**Requirement**
Pictures are not part of the answer. Return the lines from the one containing "Parse this screenshot: output" through the end of the data, both included, exactly as they appear.
### Provided data
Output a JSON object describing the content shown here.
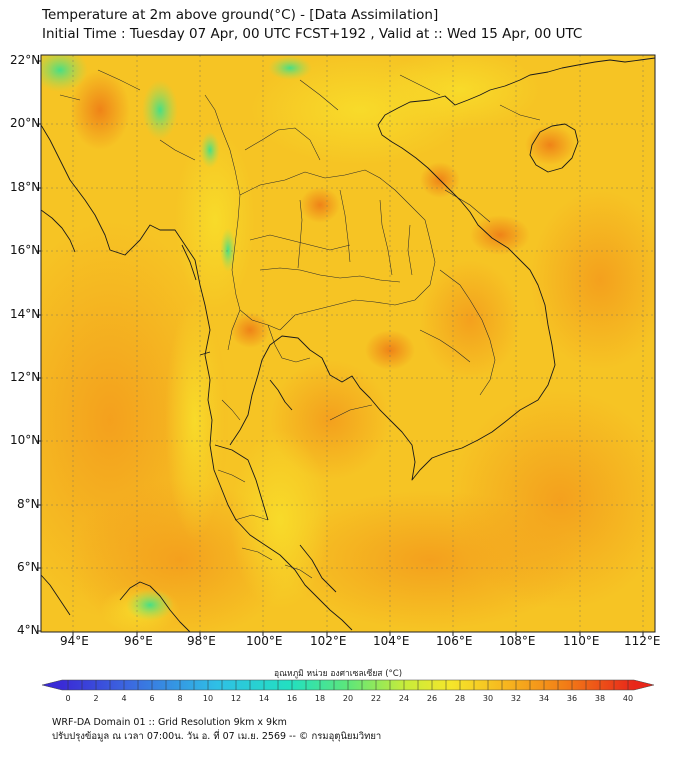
{
  "header": {
    "title_line1": "Temperature at 2m above ground(°C) - [Data Assimilation]",
    "title_line2": "Initial Time : Tuesday 07 Apr, 00 UTC FCST+192 , Valid at :: Wed 15 Apr, 00 UTC"
  },
  "map": {
    "lat_labels": [
      "22°N",
      "20°N",
      "18°N",
      "16°N",
      "14°N",
      "12°N",
      "10°N",
      "8°N",
      "6°N",
      "4°N"
    ],
    "lon_labels": [
      "94°E",
      "96°E",
      "98°E",
      "100°E",
      "102°E",
      "104°E",
      "106°E",
      "108°E",
      "110°E",
      "112°E"
    ]
  },
  "colorbar": {
    "title": "อุณหภูมิ หน่วย องศาเซลเซียส (°C)",
    "ticks": [
      "0",
      "2",
      "4",
      "6",
      "8",
      "10",
      "12",
      "14",
      "16",
      "18",
      "20",
      "22",
      "24",
      "26",
      "28",
      "30",
      "32",
      "34",
      "36",
      "38",
      "40"
    ]
  },
  "footer": {
    "line1": "WRF-DA Domain 01 :: Grid Resolution 9km x 9km",
    "line2": "ปรับปรุงข้อมูล ณ เวลา 07:00น. วัน อ. ที่ 07 เม.ย. 2569 -- © กรมอุตุนิยมวิทยา"
  }
}
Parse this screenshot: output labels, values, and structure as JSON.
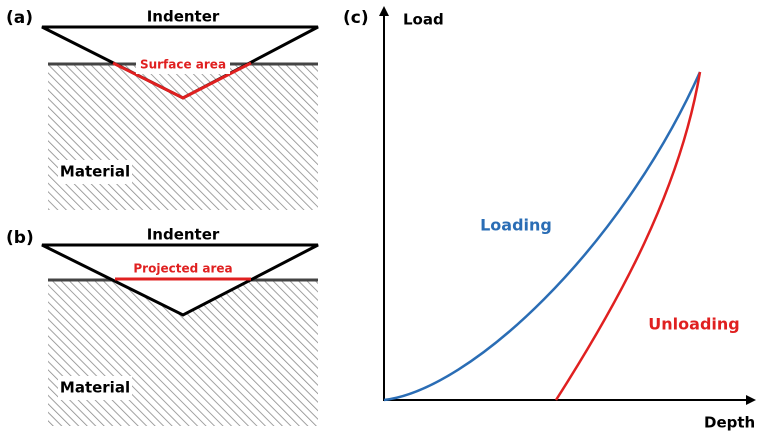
{
  "panels": [
    {
      "label": "(a)",
      "indenter": "Indenter",
      "area": "Surface area",
      "material": "Material"
    },
    {
      "label": "(b)",
      "indenter": "Indenter",
      "area": "Projected area",
      "material": "Material"
    },
    {
      "label": "(c)",
      "y_axis": "Load",
      "x_axis": "Depth",
      "loading": "Loading",
      "unloading": "Unloading"
    }
  ]
}
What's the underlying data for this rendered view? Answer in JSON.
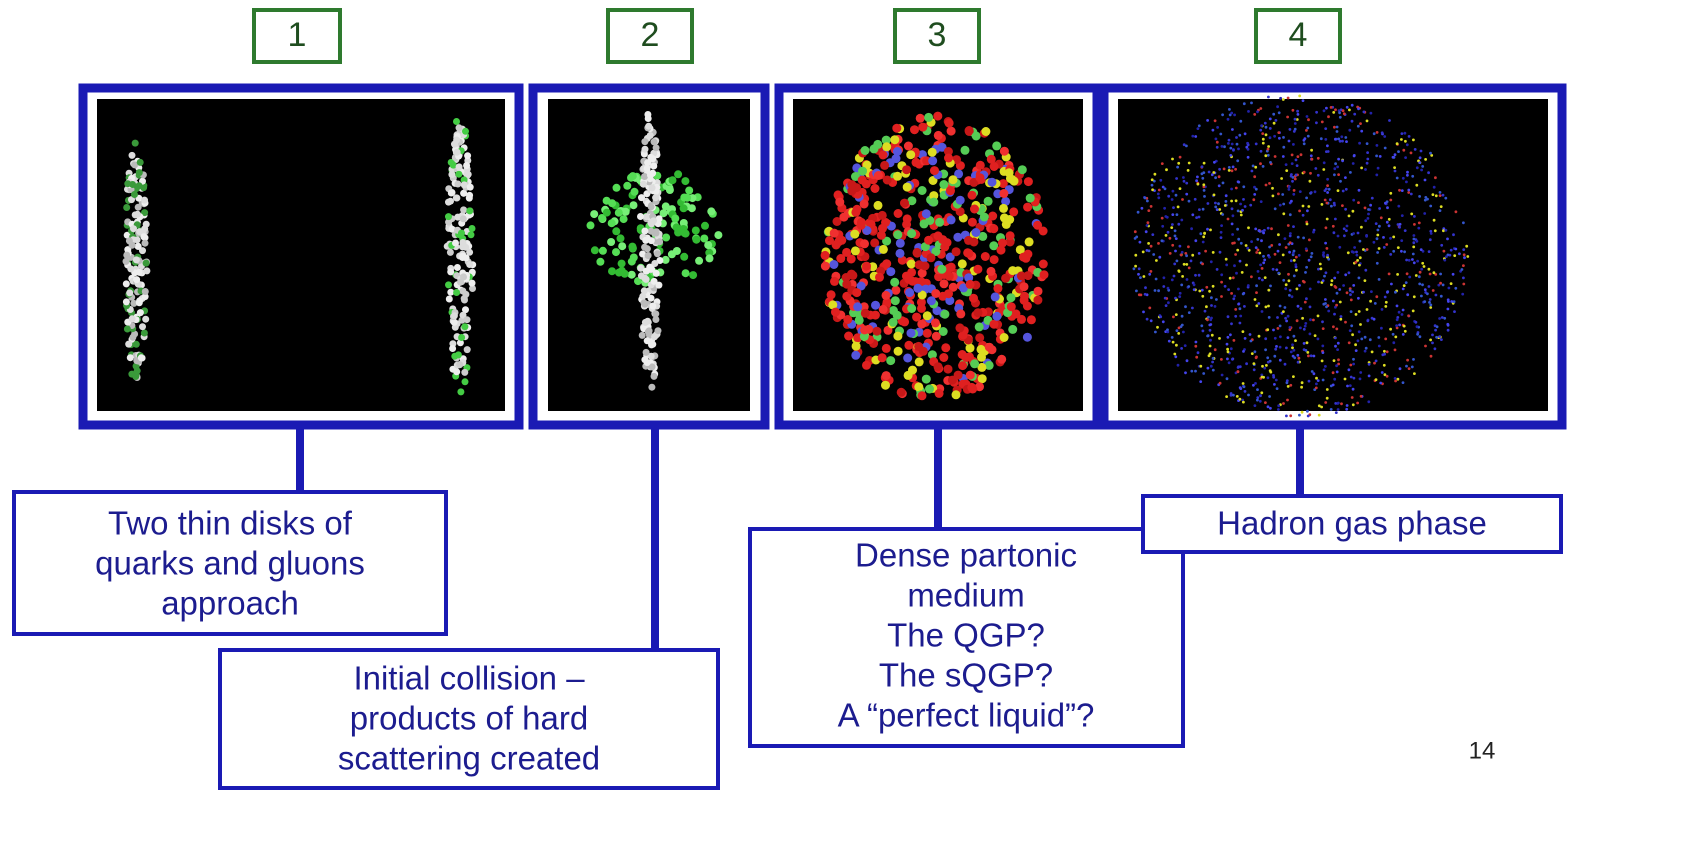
######
**Finished task**
Parse this screenshot: output labels, values, and structure as JSON.
{
  "panels": [
    {
      "label": "(a)",
      "indenter": "Indenter",
      "area": "Surface area",
      "material": "Material"
    },
    {
      "label": "(b)",
      "indenter": "Indenter",
      "area": "Projected area",
      "material": "Material"
    },
    {
      "label": "(c)",
      "y_axis": "Load",
      "x_axis": "Depth",
      "loading": "Loading",
      "unloading": "Unloading"
    }
  ]
}
What's the underlying data for this rendered view? Answer in JSON.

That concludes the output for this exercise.